Document segment
....................

Herman Cohen, a Hollywood producer and writer who launched the terrorized-teenager subgenre of horror movies in 1957 with the cult classic “I Was a Teenage Werewolf,” starring an unknown actor named Michael Landon, has died. He was 76.
Cohen, who had throat cancer, died June 2 at Cedars-Sinai Medical Center in Los Angeles.
“In the ‘50s, he was one of the kings of the drive-in horror movies, and his pictures helped put [American International Pictures] on the map,” said film historian Tom Weaver, who interviewed Cohen several times.
Among the best-known of the seven films Cohen produced for AIP, in addition to “I Was a Teenage Werewolf,” are “I Was a Teenage Frankenstein,” “Horrors of the Black Museum” and “How to Make a Monster.”
Cohen also produced a number of thrillers in England in the ‘60s, including “A Study in Terror,” “Berserk,” starring Joan Crawford, and “Trog,” a box-office bomb notable for being Crawford’s last picture.
A onetime teenage movie theater usher and assistant manager in Detroit, Cohen had progressed from producing low-budget independent films in the early ‘50s to more mainstream fare--including “Crime of Passion,” starring Barbara Stanwyck--before finding his niche in teenage horror.
The switch came after an old friend, James H. Nicholson of the fledgling AIP, invited Cohen to produce a picture for the studio.
At the time, according to Weaver, Cohen had been analyzing changes in the film industry and discovered that nearly 72% of the audience was between the ages of 12 and 26.
Cohen knew horror pictures were popular with young audiences, but felt that having a cast of teenage characters, including teenage monsters, would greatly boost box office potential.
The lead character in “I Was a Teenage Werewolf” is a likable yet troubled teenager who undergoes hypnotherapy to cure him of his bad temper, only to have the evil doctor give him an experimental serum that transforms him into a bloodthirsty werewolf.
Landon made his film debut cast as the werewolf. The “Werewolf” script was co-written by Cohen and Aben Kandel, who are listed in the credits under the pseudonym Ralph Thornton.
Cohen even planned to give the producing credit to “Ralph Thornton” after friends in the industry warned him he’d be ruined if he had his name attached to a film called “I Was a Teenage Werewolf.”

....................

Information supplied
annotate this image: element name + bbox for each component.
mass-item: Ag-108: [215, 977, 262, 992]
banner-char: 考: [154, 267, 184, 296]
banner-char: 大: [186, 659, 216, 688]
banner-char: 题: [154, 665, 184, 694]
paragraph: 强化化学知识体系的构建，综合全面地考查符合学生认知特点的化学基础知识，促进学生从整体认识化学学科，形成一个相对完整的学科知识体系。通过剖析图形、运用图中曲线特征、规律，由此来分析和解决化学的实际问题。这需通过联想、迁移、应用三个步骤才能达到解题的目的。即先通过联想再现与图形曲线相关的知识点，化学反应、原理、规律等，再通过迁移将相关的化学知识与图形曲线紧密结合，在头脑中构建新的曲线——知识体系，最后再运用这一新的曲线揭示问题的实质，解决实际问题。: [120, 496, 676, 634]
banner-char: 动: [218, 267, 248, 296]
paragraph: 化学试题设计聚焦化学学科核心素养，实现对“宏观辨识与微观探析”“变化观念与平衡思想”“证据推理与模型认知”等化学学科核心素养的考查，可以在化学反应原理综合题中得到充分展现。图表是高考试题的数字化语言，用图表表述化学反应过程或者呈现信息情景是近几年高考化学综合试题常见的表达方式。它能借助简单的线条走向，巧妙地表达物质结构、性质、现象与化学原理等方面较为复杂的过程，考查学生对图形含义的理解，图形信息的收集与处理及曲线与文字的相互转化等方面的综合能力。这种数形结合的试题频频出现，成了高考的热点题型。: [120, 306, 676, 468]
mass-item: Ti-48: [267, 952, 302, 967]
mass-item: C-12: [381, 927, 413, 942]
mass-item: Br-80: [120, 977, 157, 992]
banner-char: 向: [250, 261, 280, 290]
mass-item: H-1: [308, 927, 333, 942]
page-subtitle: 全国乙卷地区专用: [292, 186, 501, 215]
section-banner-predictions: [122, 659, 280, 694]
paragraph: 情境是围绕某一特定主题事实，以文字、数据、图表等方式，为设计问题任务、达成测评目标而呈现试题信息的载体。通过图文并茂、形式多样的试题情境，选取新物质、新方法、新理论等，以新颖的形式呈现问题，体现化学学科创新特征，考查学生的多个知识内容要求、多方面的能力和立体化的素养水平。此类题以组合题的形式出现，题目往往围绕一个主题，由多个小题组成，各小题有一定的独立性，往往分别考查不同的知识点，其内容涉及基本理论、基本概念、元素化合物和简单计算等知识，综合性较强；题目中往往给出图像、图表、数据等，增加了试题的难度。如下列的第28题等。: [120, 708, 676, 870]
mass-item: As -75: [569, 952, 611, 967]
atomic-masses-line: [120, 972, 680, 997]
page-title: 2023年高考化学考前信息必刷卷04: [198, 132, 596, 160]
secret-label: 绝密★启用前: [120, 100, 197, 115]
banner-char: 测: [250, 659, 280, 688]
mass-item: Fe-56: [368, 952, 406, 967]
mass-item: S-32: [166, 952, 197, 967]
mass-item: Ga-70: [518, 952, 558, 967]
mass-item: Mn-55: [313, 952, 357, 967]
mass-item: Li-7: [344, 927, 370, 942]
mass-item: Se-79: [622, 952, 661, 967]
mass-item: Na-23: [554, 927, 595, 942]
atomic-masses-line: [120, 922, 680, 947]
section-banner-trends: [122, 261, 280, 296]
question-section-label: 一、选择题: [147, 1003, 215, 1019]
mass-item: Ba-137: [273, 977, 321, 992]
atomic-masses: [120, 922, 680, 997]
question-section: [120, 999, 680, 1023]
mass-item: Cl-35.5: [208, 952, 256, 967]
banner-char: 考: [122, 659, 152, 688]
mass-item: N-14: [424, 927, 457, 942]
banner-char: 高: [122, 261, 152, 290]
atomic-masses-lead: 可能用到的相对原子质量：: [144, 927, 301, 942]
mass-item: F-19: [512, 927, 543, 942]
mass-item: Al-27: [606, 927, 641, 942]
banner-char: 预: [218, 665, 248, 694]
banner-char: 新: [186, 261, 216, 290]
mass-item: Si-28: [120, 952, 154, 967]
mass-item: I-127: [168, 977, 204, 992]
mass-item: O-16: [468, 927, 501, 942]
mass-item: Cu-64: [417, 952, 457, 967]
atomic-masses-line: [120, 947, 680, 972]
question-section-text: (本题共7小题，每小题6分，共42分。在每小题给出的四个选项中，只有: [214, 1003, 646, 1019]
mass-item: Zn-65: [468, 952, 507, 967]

....................

Required work
[A] Summarize the Herman Cohen article above in two sentences.
[B] Write out the Herman Cohen article word for word from "Cohen also produced" to "Crawford’s last picture.", inclusive.

Outputs in order
[A] Herman Cohen, a Hollywood producer and writer who launched the terrorized-teenager horror subgenre in 1957 with "I Was a Teenage Werewolf," starring Michael Landon, died June 2 at Cedars-Sinai Medical Center in Los Angeles at age 76. After noticing that nearly 72% of the film audience was between 12 and 26, he produced seven films for American International Pictures, including "I Was a Teenage Frankenstein," and later made thrillers in England such as "Berserk" and "Trog" with Joan Crawford.

[B]
Cohen also produced a number of thrillers in England in the ‘60s, including “A Study in Terror,” “Berserk,” starring Joan Crawford, and “Trog,” a box-office bomb notable for being Crawford’s last picture.